### Short task
Each line containing the word "down" must be reported.

### Stored records

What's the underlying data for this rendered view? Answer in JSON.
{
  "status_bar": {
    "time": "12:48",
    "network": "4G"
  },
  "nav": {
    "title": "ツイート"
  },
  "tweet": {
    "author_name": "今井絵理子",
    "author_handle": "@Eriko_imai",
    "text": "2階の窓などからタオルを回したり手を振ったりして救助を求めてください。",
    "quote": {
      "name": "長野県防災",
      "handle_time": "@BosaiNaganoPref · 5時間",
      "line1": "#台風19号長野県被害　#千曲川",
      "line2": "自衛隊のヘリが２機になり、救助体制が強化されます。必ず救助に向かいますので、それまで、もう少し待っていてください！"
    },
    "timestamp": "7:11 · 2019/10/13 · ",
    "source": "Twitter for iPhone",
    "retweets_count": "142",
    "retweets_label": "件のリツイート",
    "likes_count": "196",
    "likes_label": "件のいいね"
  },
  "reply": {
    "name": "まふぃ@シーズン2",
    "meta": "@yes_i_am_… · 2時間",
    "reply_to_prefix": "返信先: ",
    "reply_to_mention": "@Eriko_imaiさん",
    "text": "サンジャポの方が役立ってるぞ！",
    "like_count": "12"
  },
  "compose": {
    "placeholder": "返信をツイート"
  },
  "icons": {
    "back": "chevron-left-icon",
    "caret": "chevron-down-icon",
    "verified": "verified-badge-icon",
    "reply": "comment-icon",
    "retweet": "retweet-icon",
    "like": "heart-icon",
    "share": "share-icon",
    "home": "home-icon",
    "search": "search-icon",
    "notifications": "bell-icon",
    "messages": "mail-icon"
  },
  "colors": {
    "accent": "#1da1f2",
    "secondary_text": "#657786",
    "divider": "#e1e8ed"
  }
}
* * *
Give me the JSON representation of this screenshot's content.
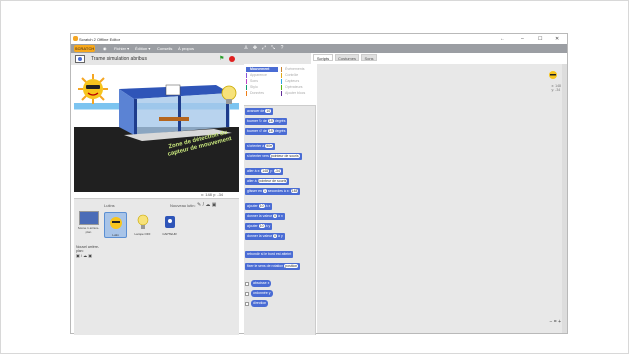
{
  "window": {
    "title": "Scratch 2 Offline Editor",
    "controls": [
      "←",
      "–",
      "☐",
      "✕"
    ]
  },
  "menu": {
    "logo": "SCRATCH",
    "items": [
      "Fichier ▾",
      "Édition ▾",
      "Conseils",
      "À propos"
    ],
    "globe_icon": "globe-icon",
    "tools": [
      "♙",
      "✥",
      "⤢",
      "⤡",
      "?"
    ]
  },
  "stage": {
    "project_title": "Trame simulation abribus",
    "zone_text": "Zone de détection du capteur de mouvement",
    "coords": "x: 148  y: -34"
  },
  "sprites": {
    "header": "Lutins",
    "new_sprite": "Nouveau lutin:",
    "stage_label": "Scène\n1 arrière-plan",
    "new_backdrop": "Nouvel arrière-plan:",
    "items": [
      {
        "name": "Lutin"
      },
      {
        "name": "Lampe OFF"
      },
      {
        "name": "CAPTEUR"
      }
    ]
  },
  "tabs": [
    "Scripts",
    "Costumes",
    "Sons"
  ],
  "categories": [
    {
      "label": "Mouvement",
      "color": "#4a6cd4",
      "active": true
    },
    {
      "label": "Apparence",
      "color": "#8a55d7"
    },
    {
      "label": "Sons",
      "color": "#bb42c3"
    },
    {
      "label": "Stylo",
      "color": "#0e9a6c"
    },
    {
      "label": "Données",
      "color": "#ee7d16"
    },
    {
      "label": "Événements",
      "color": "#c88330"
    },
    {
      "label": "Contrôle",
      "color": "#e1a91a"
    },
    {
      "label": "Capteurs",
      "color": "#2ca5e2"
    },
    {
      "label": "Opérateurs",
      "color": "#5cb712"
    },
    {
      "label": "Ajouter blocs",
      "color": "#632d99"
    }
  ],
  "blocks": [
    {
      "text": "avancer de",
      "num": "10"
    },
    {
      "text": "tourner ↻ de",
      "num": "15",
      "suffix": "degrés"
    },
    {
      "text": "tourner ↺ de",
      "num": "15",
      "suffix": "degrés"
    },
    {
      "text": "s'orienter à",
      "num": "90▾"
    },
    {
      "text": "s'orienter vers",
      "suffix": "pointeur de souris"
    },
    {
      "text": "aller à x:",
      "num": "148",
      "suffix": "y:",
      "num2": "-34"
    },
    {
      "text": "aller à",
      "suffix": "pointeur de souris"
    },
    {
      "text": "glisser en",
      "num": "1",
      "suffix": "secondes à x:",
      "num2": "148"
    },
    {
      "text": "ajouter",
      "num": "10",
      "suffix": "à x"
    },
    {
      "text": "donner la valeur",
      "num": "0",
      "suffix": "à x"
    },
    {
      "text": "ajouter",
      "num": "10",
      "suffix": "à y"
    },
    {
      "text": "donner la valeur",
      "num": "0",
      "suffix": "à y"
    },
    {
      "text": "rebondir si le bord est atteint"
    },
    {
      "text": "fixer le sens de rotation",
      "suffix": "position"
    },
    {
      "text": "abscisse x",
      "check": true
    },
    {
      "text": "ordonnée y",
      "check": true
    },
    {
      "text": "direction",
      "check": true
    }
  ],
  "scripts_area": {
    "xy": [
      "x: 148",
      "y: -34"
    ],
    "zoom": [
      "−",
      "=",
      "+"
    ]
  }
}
==
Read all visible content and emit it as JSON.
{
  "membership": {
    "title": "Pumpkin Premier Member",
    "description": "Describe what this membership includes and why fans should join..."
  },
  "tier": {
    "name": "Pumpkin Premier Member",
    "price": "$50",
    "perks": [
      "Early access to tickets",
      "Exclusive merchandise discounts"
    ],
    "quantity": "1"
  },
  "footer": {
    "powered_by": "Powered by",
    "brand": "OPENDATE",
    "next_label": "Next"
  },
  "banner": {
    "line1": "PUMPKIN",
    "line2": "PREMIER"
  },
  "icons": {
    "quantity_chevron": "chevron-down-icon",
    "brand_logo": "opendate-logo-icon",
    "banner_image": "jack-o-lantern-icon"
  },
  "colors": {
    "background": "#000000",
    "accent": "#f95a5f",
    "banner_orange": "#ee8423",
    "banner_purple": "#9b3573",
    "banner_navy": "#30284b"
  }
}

### Output for this exercise
    "caret": "chevron-down-icon",
    "quantity_chevron": "chevron-down-icon",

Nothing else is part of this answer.